# Start of Given entries

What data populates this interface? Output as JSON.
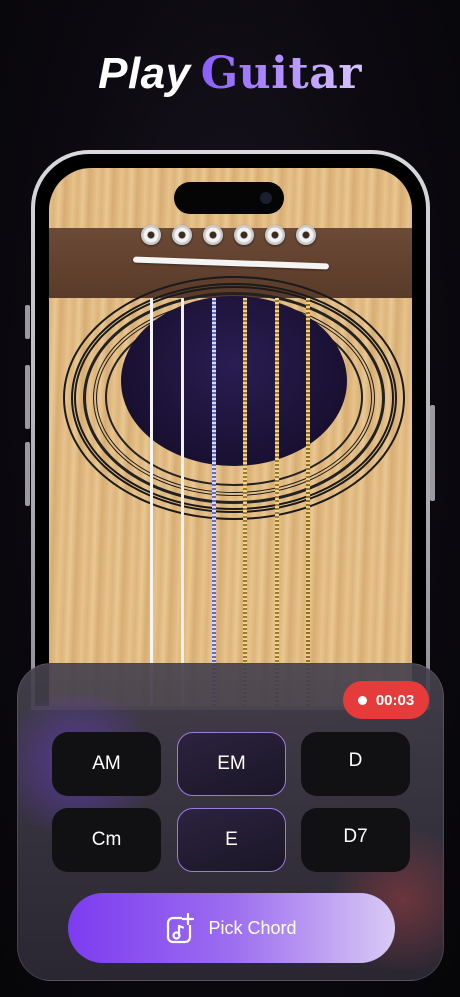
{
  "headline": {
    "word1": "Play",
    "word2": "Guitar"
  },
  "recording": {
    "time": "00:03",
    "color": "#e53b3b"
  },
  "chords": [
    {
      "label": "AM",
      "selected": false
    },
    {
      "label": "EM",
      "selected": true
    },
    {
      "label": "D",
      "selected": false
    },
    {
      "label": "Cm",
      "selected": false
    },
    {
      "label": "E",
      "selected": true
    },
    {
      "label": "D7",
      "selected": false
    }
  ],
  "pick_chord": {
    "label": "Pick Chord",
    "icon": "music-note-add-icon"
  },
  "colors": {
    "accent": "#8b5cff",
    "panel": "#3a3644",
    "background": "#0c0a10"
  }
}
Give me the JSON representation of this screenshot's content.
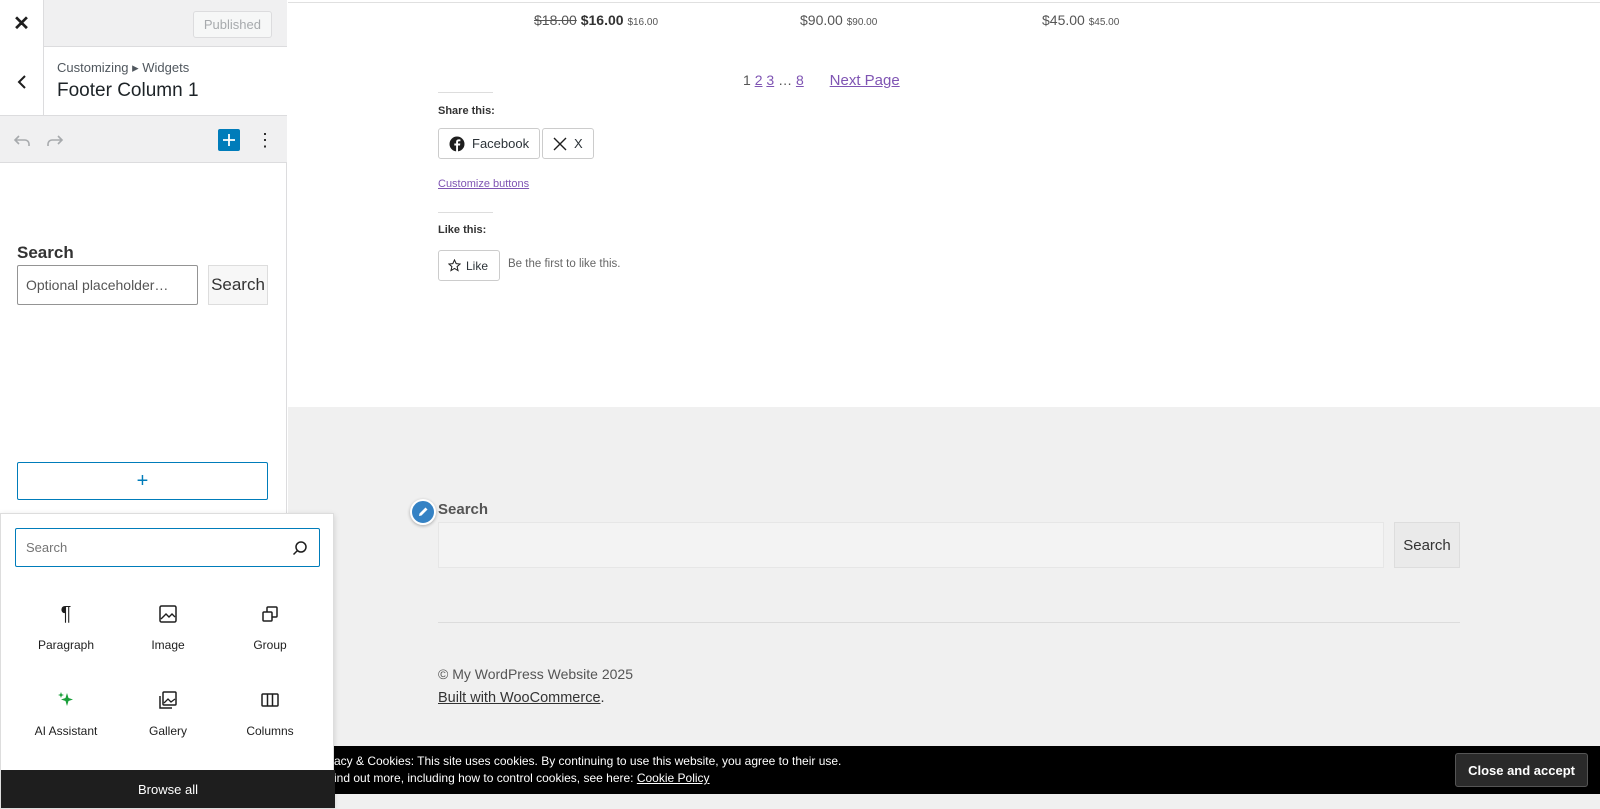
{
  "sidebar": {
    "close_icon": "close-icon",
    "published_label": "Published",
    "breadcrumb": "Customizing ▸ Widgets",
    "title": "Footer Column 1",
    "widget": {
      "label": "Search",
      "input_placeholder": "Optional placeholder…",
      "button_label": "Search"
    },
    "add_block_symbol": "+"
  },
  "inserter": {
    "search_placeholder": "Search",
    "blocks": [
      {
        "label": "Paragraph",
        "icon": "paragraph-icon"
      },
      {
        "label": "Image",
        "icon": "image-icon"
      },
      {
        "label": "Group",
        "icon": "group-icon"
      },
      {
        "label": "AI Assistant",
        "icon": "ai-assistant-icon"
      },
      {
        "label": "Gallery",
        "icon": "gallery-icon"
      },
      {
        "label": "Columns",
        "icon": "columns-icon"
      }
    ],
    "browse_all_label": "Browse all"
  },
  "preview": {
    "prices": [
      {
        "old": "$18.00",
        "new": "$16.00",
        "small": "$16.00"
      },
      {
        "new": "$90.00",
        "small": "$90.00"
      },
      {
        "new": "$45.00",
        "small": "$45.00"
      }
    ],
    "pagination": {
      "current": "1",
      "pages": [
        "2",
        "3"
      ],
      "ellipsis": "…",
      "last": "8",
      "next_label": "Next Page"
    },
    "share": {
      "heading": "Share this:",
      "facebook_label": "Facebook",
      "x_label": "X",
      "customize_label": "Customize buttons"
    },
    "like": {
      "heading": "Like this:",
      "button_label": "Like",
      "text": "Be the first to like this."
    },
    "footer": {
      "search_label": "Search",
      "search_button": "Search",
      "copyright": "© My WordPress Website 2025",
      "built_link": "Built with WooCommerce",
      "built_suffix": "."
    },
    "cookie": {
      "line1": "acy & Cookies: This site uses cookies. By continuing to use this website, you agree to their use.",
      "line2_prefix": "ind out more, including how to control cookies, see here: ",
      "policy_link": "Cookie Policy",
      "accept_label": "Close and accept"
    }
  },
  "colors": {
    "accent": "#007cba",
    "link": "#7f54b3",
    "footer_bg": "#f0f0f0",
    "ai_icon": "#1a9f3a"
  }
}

# End of Given entries

== Task ==
State how many lines include the string "heading". Give no other information.

== Finished task ==
2